▶ [GOAL]
Write out the whole listing exactly as it stands.

____________

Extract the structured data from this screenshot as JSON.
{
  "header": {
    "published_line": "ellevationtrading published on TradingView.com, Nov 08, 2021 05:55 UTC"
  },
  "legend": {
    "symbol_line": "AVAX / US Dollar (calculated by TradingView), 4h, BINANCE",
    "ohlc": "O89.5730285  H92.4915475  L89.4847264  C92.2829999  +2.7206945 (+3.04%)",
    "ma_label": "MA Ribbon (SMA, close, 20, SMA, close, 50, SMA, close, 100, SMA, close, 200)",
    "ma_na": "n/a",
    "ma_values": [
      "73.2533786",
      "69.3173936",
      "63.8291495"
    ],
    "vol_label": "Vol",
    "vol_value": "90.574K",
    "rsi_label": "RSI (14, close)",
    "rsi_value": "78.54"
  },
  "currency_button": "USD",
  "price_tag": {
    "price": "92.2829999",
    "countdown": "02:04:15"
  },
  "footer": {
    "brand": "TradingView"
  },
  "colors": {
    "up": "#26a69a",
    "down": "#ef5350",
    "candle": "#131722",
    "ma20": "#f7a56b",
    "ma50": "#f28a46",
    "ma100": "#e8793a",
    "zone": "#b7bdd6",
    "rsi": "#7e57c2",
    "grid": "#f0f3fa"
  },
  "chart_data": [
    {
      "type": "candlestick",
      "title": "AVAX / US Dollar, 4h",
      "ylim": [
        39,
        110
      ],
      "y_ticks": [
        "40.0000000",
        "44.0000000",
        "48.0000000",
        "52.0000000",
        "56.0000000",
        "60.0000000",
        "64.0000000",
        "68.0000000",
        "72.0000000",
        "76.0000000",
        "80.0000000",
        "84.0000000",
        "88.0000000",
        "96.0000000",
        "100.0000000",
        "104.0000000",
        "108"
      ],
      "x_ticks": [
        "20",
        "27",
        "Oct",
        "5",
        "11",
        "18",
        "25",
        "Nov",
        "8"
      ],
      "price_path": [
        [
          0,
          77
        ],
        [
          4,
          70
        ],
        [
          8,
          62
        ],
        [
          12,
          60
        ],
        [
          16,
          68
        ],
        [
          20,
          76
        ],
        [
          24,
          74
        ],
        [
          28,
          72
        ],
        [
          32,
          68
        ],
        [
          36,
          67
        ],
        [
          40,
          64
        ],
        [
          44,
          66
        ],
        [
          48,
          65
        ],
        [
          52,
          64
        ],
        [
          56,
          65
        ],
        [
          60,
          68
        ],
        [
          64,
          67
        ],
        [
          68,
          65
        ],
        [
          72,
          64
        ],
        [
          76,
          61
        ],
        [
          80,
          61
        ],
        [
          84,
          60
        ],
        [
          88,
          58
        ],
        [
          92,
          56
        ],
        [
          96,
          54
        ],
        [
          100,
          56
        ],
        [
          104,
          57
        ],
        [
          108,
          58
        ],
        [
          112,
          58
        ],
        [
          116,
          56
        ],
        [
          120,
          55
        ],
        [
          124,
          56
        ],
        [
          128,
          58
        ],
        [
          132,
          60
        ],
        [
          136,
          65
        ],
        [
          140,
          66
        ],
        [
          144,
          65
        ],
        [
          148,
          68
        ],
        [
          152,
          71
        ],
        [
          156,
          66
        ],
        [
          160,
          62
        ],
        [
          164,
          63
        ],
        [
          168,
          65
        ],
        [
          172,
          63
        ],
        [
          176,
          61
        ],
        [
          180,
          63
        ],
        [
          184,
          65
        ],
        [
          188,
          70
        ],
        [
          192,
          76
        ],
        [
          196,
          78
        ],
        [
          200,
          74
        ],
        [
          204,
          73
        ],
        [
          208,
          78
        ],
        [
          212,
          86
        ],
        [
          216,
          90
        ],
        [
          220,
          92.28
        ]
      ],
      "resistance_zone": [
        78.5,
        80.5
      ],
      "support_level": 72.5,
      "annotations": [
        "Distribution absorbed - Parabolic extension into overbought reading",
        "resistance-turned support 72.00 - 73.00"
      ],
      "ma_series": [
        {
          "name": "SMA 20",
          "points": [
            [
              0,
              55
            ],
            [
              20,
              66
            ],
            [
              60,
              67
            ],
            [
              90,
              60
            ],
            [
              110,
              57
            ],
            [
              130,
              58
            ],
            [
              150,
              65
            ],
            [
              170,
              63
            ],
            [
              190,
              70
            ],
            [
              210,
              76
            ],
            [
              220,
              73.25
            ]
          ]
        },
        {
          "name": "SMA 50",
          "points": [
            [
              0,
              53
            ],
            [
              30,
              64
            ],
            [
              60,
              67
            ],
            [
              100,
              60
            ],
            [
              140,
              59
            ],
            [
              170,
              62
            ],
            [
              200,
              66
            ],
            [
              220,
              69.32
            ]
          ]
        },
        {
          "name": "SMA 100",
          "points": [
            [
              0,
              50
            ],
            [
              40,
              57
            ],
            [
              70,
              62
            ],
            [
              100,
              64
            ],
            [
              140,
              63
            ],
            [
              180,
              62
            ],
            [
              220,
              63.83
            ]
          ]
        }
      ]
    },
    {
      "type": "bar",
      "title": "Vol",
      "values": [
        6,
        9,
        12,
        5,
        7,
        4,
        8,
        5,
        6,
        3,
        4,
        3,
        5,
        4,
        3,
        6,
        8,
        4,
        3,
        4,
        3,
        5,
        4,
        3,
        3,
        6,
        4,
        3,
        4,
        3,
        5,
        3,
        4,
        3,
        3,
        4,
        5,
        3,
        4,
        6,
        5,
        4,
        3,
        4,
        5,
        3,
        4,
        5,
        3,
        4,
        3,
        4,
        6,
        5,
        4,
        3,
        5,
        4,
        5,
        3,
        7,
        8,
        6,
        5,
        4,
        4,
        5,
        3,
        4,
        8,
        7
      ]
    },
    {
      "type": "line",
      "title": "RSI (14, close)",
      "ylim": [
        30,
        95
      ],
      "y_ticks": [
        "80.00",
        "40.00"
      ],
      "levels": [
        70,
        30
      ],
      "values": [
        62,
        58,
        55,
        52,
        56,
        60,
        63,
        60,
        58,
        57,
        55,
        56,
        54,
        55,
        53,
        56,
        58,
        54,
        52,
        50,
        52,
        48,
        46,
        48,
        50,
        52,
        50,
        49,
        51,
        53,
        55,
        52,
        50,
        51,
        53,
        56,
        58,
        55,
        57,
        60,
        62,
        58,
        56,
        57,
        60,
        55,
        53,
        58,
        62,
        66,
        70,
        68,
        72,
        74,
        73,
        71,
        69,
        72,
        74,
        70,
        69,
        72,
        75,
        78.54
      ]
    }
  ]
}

____________

▶ [EXERCISE RESULT]
Extract the structured data from this screenshot as JSON.
{
  "header": {
    "published_line": "ellevationtrading published on TradingView.com, Nov 08, 2021 05:55 UTC"
  },
  "legend": {
    "symbol_line": "AVAX / US Dollar (calculated by TradingView), 4h, BINANCE",
    "ohlc": "O89.5730285  H92.4915475  L89.4847264  C92.2829999  +2.7206945 (+3.04%)",
    "ma_label": "MA Ribbon (SMA, close, 20, SMA, close, 50, SMA, close, 100, SMA, close, 200)",
    "ma_na": "n/a",
    "ma_values": [
      "73.2533786",
      "69.3173936",
      "63.8291495"
    ],
    "vol_label": "Vol",
    "vol_value": "90.574K",
    "rsi_label": "RSI (14, close)",
    "rsi_value": "78.54"
  },
  "currency_button": "USD",
  "price_tag": {
    "price": "92.2829999",
    "countdown": "02:04:15"
  },
  "footer": {
    "brand": "TradingView"
  },
  "colors": {
    "up": "#26a69a",
    "down": "#ef5350",
    "candle": "#131722",
    "ma20": "#f7a56b",
    "ma50": "#f28a46",
    "ma100": "#e8793a",
    "zone": "#b7bdd6",
    "rsi": "#7e57c2",
    "grid": "#f0f3fa"
  },
  "chart_data": [
    {
      "type": "candlestick",
      "title": "AVAX / US Dollar, 4h",
      "ylim": [
        39,
        110
      ],
      "y_ticks": [
        "40.0000000",
        "44.0000000",
        "48.0000000",
        "52.0000000",
        "56.0000000",
        "60.0000000",
        "64.0000000",
        "68.0000000",
        "72.0000000",
        "76.0000000",
        "80.0000000",
        "84.0000000",
        "88.0000000",
        "96.0000000",
        "100.0000000",
        "104.0000000",
        "108"
      ],
      "x_ticks": [
        "20",
        "27",
        "Oct",
        "5",
        "11",
        "18",
        "25",
        "Nov",
        "8"
      ],
      "price_path": [
        [
          0,
          77
        ],
        [
          4,
          70
        ],
        [
          8,
          62
        ],
        [
          12,
          60
        ],
        [
          16,
          68
        ],
        [
          20,
          76
        ],
        [
          24,
          74
        ],
        [
          28,
          72
        ],
        [
          32,
          68
        ],
        [
          36,
          67
        ],
        [
          40,
          64
        ],
        [
          44,
          66
        ],
        [
          48,
          65
        ],
        [
          52,
          64
        ],
        [
          56,
          65
        ],
        [
          60,
          68
        ],
        [
          64,
          67
        ],
        [
          68,
          65
        ],
        [
          72,
          64
        ],
        [
          76,
          61
        ],
        [
          80,
          61
        ],
        [
          84,
          60
        ],
        [
          88,
          58
        ],
        [
          92,
          56
        ],
        [
          96,
          54
        ],
        [
          100,
          56
        ],
        [
          104,
          57
        ],
        [
          108,
          58
        ],
        [
          112,
          58
        ],
        [
          116,
          56
        ],
        [
          120,
          55
        ],
        [
          124,
          56
        ],
        [
          128,
          58
        ],
        [
          132,
          60
        ],
        [
          136,
          65
        ],
        [
          140,
          66
        ],
        [
          144,
          65
        ],
        [
          148,
          68
        ],
        [
          152,
          71
        ],
        [
          156,
          66
        ],
        [
          160,
          62
        ],
        [
          164,
          63
        ],
        [
          168,
          65
        ],
        [
          172,
          63
        ],
        [
          176,
          61
        ],
        [
          180,
          63
        ],
        [
          184,
          65
        ],
        [
          188,
          70
        ],
        [
          192,
          76
        ],
        [
          196,
          78
        ],
        [
          200,
          74
        ],
        [
          204,
          73
        ],
        [
          208,
          78
        ],
        [
          212,
          86
        ],
        [
          216,
          90
        ],
        [
          220,
          92.28
        ]
      ],
      "resistance_zone": [
        78.5,
        80.5
      ],
      "support_level": 72.5,
      "annotations": [
        "Distribution absorbed - Parabolic extension into overbought reading",
        "resistance-turned support 72.00 - 73.00"
      ],
      "ma_series": [
        {
          "name": "SMA 20",
          "points": [
            [
              0,
              55
            ],
            [
              20,
              66
            ],
            [
              60,
              67
            ],
            [
              90,
              60
            ],
            [
              110,
              57
            ],
            [
              130,
              58
            ],
            [
              150,
              65
            ],
            [
              170,
              63
            ],
            [
              190,
              70
            ],
            [
              210,
              76
            ],
            [
              220,
              73.25
            ]
          ]
        },
        {
          "name": "SMA 50",
          "points": [
            [
              0,
              53
            ],
            [
              30,
              64
            ],
            [
              60,
              67
            ],
            [
              100,
              60
            ],
            [
              140,
              59
            ],
            [
              170,
              62
            ],
            [
              200,
              66
            ],
            [
              220,
              69.32
            ]
          ]
        },
        {
          "name": "SMA 100",
          "points": [
            [
              0,
              50
            ],
            [
              40,
              57
            ],
            [
              70,
              62
            ],
            [
              100,
              64
            ],
            [
              140,
              63
            ],
            [
              180,
              62
            ],
            [
              220,
              63.83
            ]
          ]
        }
      ]
    },
    {
      "type": "bar",
      "title": "Vol",
      "values": [
        6,
        9,
        12,
        5,
        7,
        4,
        8,
        5,
        6,
        3,
        4,
        3,
        5,
        4,
        3,
        6,
        8,
        4,
        3,
        4,
        3,
        5,
        4,
        3,
        3,
        6,
        4,
        3,
        4,
        3,
        5,
        3,
        4,
        3,
        3,
        4,
        5,
        3,
        4,
        6,
        5,
        4,
        3,
        4,
        5,
        3,
        4,
        5,
        3,
        4,
        3,
        4,
        6,
        5,
        4,
        3,
        5,
        4,
        5,
        3,
        7,
        8,
        6,
        5,
        4,
        4,
        5,
        3,
        4,
        8,
        7
      ]
    },
    {
      "type": "line",
      "title": "RSI (14, close)",
      "ylim": [
        30,
        95
      ],
      "y_ticks": [
        "80.00",
        "40.00"
      ],
      "levels": [
        70,
        30
      ],
      "values": [
        62,
        58,
        55,
        52,
        56,
        60,
        63,
        60,
        58,
        57,
        55,
        56,
        54,
        55,
        53,
        56,
        58,
        54,
        52,
        50,
        52,
        48,
        46,
        48,
        50,
        52,
        50,
        49,
        51,
        53,
        55,
        52,
        50,
        51,
        53,
        56,
        58,
        55,
        57,
        60,
        62,
        58,
        56,
        57,
        60,
        55,
        53,
        58,
        62,
        66,
        70,
        68,
        72,
        74,
        73,
        71,
        69,
        72,
        74,
        70,
        69,
        72,
        75,
        78.54
      ]
    }
  ]
}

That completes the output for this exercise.